- _The problem_:
Output all entries verbatim.

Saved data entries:
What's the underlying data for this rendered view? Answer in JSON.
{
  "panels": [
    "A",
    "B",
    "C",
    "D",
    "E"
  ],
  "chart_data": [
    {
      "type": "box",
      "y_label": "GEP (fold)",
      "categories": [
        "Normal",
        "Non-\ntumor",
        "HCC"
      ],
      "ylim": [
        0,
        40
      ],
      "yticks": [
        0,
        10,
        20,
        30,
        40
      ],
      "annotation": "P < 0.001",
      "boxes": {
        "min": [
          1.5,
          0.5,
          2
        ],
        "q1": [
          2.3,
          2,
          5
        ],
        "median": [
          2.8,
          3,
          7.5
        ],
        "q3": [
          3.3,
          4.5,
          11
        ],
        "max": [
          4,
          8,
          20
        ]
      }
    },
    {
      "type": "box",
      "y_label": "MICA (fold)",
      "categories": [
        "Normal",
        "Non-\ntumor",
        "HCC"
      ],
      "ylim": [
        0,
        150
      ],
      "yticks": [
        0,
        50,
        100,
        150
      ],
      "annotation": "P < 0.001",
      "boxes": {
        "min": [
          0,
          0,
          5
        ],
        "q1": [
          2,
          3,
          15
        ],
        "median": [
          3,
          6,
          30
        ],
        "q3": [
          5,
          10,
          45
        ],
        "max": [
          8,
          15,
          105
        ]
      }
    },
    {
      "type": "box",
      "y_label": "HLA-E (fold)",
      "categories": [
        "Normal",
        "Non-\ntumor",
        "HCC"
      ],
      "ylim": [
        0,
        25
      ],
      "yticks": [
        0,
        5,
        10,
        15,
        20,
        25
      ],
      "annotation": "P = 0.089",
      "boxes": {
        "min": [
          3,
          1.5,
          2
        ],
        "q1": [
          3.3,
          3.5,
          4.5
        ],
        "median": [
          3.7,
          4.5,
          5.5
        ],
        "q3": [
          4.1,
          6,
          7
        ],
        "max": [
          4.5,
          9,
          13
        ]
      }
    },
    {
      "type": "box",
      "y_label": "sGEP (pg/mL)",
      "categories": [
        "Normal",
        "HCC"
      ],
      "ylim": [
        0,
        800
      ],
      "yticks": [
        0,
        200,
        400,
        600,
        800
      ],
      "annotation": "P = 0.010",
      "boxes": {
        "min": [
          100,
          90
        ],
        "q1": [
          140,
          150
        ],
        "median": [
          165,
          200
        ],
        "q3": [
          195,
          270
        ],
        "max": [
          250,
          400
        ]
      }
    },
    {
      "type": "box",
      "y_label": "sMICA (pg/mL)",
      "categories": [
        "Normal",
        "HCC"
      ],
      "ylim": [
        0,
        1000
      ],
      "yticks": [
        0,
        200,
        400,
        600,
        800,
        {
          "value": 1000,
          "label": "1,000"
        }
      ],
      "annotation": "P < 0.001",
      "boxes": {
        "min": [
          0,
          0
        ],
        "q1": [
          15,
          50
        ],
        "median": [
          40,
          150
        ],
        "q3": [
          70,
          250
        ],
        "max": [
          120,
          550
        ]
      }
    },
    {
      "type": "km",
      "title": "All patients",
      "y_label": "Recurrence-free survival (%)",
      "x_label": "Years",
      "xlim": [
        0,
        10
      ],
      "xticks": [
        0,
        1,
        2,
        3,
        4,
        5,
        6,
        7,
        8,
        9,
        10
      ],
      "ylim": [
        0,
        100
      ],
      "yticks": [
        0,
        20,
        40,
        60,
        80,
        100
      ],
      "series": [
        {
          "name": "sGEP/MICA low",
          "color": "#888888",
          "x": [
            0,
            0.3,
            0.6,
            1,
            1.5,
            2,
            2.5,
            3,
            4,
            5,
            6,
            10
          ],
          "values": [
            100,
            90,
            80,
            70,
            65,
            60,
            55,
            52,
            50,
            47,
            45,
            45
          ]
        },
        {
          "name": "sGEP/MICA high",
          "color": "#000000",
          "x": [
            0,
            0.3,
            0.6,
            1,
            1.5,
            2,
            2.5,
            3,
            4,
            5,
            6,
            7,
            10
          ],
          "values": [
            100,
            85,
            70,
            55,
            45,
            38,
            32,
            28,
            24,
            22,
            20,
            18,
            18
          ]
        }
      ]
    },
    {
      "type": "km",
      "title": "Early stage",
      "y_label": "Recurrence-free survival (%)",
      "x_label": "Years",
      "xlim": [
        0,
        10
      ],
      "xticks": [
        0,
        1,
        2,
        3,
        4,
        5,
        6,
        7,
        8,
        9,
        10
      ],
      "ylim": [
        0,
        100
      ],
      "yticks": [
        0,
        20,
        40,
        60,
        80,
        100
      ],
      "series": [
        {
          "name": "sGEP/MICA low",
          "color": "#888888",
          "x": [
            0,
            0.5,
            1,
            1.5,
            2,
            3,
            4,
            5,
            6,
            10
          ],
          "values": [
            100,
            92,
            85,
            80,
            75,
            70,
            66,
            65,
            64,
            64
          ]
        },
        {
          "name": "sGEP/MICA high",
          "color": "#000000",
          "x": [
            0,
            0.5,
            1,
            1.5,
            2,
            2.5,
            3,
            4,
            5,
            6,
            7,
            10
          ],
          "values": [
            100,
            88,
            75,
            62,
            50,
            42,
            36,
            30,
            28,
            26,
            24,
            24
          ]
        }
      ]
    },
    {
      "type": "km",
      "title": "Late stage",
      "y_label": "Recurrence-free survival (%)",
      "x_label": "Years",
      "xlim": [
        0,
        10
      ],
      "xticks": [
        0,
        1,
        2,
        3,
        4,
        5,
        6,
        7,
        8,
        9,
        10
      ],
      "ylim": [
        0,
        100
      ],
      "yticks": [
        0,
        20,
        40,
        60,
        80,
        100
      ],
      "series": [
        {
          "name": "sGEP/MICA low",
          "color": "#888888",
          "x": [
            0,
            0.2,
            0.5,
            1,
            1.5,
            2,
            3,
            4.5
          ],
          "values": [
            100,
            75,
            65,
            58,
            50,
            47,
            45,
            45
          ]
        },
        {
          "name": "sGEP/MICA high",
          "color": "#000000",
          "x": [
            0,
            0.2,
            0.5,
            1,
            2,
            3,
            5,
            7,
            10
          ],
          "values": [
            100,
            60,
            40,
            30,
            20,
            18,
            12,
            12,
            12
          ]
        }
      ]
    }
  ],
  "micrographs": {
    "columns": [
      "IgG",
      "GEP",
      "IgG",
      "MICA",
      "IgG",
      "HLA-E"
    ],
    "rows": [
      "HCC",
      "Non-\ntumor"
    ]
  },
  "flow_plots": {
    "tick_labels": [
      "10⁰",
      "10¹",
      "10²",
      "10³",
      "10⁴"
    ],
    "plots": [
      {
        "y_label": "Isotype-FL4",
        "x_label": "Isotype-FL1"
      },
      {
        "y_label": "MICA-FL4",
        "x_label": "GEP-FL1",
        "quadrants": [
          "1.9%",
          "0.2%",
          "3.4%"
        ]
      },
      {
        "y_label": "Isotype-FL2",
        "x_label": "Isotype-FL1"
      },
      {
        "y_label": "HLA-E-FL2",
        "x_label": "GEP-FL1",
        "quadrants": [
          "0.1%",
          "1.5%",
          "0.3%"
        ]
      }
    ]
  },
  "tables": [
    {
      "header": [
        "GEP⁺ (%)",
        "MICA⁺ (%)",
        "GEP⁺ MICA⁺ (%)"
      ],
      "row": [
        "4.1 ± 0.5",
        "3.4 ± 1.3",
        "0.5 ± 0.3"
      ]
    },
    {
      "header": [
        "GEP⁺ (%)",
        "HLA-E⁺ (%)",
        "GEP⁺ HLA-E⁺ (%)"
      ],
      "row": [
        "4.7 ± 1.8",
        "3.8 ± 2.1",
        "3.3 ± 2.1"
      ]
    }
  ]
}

- _Worked solution_:
What's the underlying data for this rendered view? Answer in JSON.
{
  "panels": [
    "A",
    "B",
    "C",
    "D",
    "E"
  ],
  "chart_data": [
    {
      "type": "box",
      "y_label": "GEP (fold)",
      "categories": [
        "Normal",
        "Non-\ntumor",
        "HCC"
      ],
      "ylim": [
        0,
        40
      ],
      "yticks": [
        0,
        10,
        20,
        30,
        40
      ],
      "annotation": "P < 0.001",
      "boxes": {
        "min": [
          1.5,
          0.5,
          2
        ],
        "q1": [
          2.3,
          2,
          5
        ],
        "median": [
          2.8,
          3,
          7.5
        ],
        "q3": [
          3.3,
          4.5,
          11
        ],
        "max": [
          4,
          8,
          20
        ]
      }
    },
    {
      "type": "box",
      "y_label": "MICA (fold)",
      "categories": [
        "Normal",
        "Non-\ntumor",
        "HCC"
      ],
      "ylim": [
        0,
        150
      ],
      "yticks": [
        0,
        50,
        100,
        150
      ],
      "annotation": "P < 0.001",
      "boxes": {
        "min": [
          0,
          0,
          5
        ],
        "q1": [
          2,
          3,
          15
        ],
        "median": [
          3,
          6,
          30
        ],
        "q3": [
          5,
          10,
          45
        ],
        "max": [
          8,
          15,
          105
        ]
      }
    },
    {
      "type": "box",
      "y_label": "HLA-E (fold)",
      "categories": [
        "Normal",
        "Non-\ntumor",
        "HCC"
      ],
      "ylim": [
        0,
        25
      ],
      "yticks": [
        0,
        5,
        10,
        15,
        20,
        25
      ],
      "annotation": "P = 0.089",
      "boxes": {
        "min": [
          3,
          1.5,
          2
        ],
        "q1": [
          3.3,
          3.5,
          4.5
        ],
        "median": [
          3.7,
          4.5,
          5.5
        ],
        "q3": [
          4.1,
          6,
          7
        ],
        "max": [
          4.5,
          9,
          13
        ]
      }
    },
    {
      "type": "box",
      "y_label": "sGEP (pg/mL)",
      "categories": [
        "Normal",
        "HCC"
      ],
      "ylim": [
        0,
        800
      ],
      "yticks": [
        0,
        200,
        400,
        600,
        800
      ],
      "annotation": "P = 0.010",
      "boxes": {
        "min": [
          100,
          90
        ],
        "q1": [
          140,
          150
        ],
        "median": [
          165,
          200
        ],
        "q3": [
          195,
          270
        ],
        "max": [
          250,
          400
        ]
      }
    },
    {
      "type": "box",
      "y_label": "sMICA (pg/mL)",
      "categories": [
        "Normal",
        "HCC"
      ],
      "ylim": [
        0,
        1000
      ],
      "yticks": [
        0,
        200,
        400,
        600,
        800,
        {
          "value": 1000,
          "label": "1,000"
        }
      ],
      "annotation": "P < 0.001",
      "boxes": {
        "min": [
          0,
          0
        ],
        "q1": [
          15,
          50
        ],
        "median": [
          40,
          150
        ],
        "q3": [
          70,
          250
        ],
        "max": [
          120,
          550
        ]
      }
    },
    {
      "type": "km",
      "title": "All patients",
      "y_label": "Recurrence-free survival (%)",
      "x_label": "Years",
      "xlim": [
        0,
        10
      ],
      "xticks": [
        0,
        1,
        2,
        3,
        4,
        5,
        6,
        7,
        8,
        9,
        10
      ],
      "ylim": [
        0,
        100
      ],
      "yticks": [
        0,
        20,
        40,
        60,
        80,
        100
      ],
      "series": [
        {
          "name": "sGEP/MICA low",
          "color": "#888888",
          "x": [
            0,
            0.3,
            0.6,
            1,
            1.5,
            2,
            2.5,
            3,
            4,
            5,
            6,
            10
          ],
          "values": [
            100,
            90,
            80,
            70,
            65,
            60,
            55,
            52,
            50,
            47,
            45,
            45
          ]
        },
        {
          "name": "sGEP/MICA high",
          "color": "#000000",
          "x": [
            0,
            0.3,
            0.6,
            1,
            1.5,
            2,
            2.5,
            3,
            4,
            5,
            6,
            7,
            10
          ],
          "values": [
            100,
            85,
            70,
            55,
            45,
            38,
            32,
            28,
            24,
            22,
            20,
            18,
            18
          ]
        }
      ]
    },
    {
      "type": "km",
      "title": "Early stage",
      "y_label": "Recurrence-free survival (%)",
      "x_label": "Years",
      "xlim": [
        0,
        10
      ],
      "xticks": [
        0,
        1,
        2,
        3,
        4,
        5,
        6,
        7,
        8,
        9,
        10
      ],
      "ylim": [
        0,
        100
      ],
      "yticks": [
        0,
        20,
        40,
        60,
        80,
        100
      ],
      "series": [
        {
          "name": "sGEP/MICA low",
          "color": "#888888",
          "x": [
            0,
            0.5,
            1,
            1.5,
            2,
            3,
            4,
            5,
            6,
            10
          ],
          "values": [
            100,
            92,
            85,
            80,
            75,
            70,
            66,
            65,
            64,
            64
          ]
        },
        {
          "name": "sGEP/MICA high",
          "color": "#000000",
          "x": [
            0,
            0.5,
            1,
            1.5,
            2,
            2.5,
            3,
            4,
            5,
            6,
            7,
            10
          ],
          "values": [
            100,
            88,
            75,
            62,
            50,
            42,
            36,
            30,
            28,
            26,
            24,
            24
          ]
        }
      ]
    },
    {
      "type": "km",
      "title": "Late stage",
      "y_label": "Recurrence-free survival (%)",
      "x_label": "Years",
      "xlim": [
        0,
        10
      ],
      "xticks": [
        0,
        1,
        2,
        3,
        4,
        5,
        6,
        7,
        8,
        9,
        10
      ],
      "ylim": [
        0,
        100
      ],
      "yticks": [
        0,
        20,
        40,
        60,
        80,
        100
      ],
      "series": [
        {
          "name": "sGEP/MICA low",
          "color": "#888888",
          "x": [
            0,
            0.2,
            0.5,
            1,
            1.5,
            2,
            3,
            4.5
          ],
          "values": [
            100,
            75,
            65,
            58,
            50,
            47,
            45,
            45
          ]
        },
        {
          "name": "sGEP/MICA high",
          "color": "#000000",
          "x": [
            0,
            0.2,
            0.5,
            1,
            2,
            3,
            5,
            7,
            10
          ],
          "values": [
            100,
            60,
            40,
            30,
            20,
            18,
            12,
            12,
            12
          ]
        }
      ]
    }
  ],
  "micrographs": {
    "columns": [
      "IgG",
      "GEP",
      "IgG",
      "MICA",
      "IgG",
      "HLA-E"
    ],
    "rows": [
      "HCC",
      "Non-\ntumor"
    ]
  },
  "flow_plots": {
    "tick_labels": [
      "10⁰",
      "10¹",
      "10²",
      "10³",
      "10⁴"
    ],
    "plots": [
      {
        "y_label": "Isotype-FL4",
        "x_label": "Isotype-FL1"
      },
      {
        "y_label": "MICA-FL4",
        "x_label": "GEP-FL1",
        "quadrants": [
          "1.9%",
          "0.2%",
          "3.4%"
        ]
      },
      {
        "y_label": "Isotype-FL2",
        "x_label": "Isotype-FL1"
      },
      {
        "y_label": "HLA-E-FL2",
        "x_label": "GEP-FL1",
        "quadrants": [
          "0.1%",
          "1.5%",
          "0.3%"
        ]
      }
    ]
  },
  "tables": [
    {
      "header": [
        "GEP⁺ (%)",
        "MICA⁺ (%)",
        "GEP⁺ MICA⁺ (%)"
      ],
      "row": [
        "4.1 ± 0.5",
        "3.4 ± 1.3",
        "0.5 ± 0.3"
      ]
    },
    {
      "header": [
        "GEP⁺ (%)",
        "HLA-E⁺ (%)",
        "GEP⁺ HLA-E⁺ (%)"
      ],
      "row": [
        "4.7 ± 1.8",
        "3.8 ± 2.1",
        "3.3 ± 2.1"
      ]
    }
  ]
}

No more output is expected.